# GIVEN DATA:
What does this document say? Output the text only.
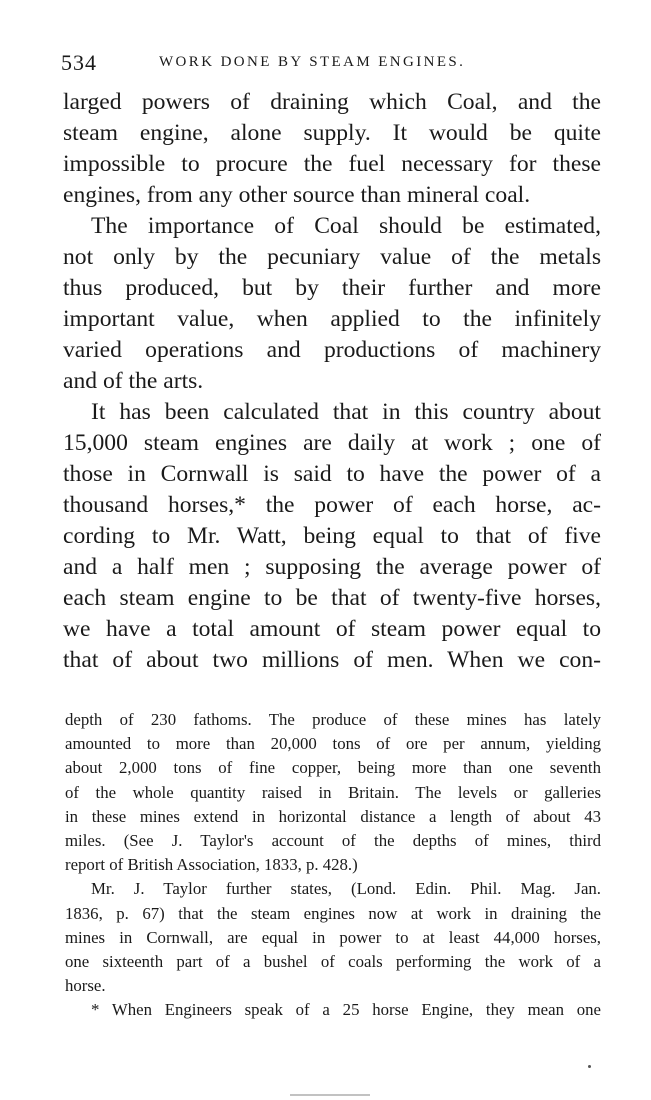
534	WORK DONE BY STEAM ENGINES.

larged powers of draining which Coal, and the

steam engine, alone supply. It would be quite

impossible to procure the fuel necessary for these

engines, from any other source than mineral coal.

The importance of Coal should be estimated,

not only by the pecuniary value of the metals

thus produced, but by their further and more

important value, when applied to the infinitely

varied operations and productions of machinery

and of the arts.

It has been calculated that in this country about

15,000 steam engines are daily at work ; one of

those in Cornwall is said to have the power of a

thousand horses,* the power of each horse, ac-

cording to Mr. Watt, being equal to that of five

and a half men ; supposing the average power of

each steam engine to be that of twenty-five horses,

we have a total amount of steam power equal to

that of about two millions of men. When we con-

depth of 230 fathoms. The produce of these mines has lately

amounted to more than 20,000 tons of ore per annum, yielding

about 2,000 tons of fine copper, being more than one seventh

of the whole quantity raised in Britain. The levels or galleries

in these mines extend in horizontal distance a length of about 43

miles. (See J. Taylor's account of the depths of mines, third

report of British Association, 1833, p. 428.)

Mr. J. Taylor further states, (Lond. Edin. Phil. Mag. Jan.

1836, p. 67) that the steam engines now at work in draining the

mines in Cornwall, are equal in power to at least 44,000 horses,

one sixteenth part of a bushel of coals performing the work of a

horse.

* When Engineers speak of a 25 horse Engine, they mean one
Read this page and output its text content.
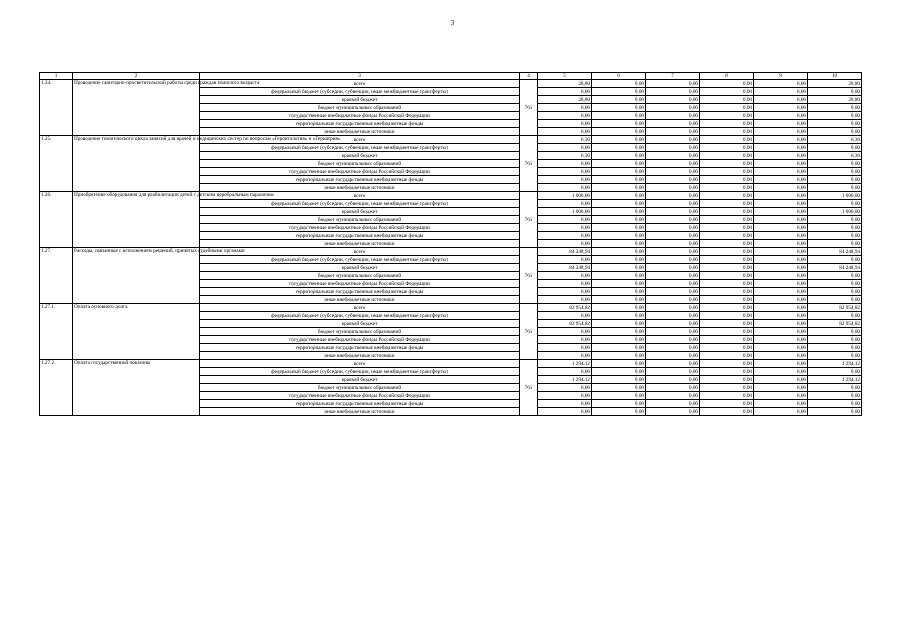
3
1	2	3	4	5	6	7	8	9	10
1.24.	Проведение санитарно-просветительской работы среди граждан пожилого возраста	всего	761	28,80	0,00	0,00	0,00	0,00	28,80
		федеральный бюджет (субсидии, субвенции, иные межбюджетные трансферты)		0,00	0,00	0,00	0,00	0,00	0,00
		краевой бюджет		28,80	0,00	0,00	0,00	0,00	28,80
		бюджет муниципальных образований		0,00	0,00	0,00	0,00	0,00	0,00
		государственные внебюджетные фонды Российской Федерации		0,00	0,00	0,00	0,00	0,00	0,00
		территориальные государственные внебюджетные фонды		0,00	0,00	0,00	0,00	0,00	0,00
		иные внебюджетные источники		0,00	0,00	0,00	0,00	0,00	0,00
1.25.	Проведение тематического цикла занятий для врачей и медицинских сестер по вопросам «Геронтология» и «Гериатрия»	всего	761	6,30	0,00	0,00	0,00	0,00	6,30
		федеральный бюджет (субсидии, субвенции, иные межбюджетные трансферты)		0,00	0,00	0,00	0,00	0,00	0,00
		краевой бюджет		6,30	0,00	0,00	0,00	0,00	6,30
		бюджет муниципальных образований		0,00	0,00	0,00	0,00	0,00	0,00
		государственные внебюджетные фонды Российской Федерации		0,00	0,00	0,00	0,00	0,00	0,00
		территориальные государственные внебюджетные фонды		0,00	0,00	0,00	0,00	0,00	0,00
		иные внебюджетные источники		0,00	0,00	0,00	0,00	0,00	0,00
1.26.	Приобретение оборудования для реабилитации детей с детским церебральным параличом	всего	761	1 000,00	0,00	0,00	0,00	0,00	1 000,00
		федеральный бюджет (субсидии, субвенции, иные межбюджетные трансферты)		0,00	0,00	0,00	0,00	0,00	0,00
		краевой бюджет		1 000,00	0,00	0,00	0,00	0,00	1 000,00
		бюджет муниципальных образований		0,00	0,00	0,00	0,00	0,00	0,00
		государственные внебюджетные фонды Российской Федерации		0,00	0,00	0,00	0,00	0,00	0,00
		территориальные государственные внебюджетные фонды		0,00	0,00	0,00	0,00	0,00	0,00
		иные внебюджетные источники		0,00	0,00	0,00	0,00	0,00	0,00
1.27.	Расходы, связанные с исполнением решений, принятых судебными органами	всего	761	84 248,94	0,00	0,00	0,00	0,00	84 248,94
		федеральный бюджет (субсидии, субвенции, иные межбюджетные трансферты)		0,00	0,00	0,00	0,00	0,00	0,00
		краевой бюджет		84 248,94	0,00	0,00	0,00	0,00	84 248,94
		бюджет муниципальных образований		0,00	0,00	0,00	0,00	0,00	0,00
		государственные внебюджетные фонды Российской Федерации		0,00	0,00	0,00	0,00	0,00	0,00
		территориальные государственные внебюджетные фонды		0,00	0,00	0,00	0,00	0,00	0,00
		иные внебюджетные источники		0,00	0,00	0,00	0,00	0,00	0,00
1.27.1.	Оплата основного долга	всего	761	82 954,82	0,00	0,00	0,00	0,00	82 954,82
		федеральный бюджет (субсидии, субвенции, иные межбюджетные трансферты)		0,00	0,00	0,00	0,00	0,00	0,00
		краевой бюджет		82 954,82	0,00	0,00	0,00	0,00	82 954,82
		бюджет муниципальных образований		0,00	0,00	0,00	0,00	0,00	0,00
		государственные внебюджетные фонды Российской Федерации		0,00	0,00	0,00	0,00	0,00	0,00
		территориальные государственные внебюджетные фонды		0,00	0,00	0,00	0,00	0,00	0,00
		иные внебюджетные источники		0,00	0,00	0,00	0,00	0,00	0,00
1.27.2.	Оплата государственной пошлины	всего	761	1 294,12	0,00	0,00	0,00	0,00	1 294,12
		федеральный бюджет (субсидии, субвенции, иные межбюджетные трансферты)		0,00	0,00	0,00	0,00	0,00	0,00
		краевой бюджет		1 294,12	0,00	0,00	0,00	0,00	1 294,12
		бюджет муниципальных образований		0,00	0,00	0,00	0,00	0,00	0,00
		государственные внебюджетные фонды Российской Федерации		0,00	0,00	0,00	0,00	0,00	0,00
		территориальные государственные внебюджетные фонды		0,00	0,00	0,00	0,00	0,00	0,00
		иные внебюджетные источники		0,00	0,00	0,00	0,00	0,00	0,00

# EXERCISE AIM:
Read through the entries and copy every line that includes "horses".

# RESPONSE TO THIS EXERCISE:
thousand horses,* the power of each horse, ac-
each steam engine to be that of twenty-five horses,
mines in Cornwall, are equal in power to at least 44,000 horses,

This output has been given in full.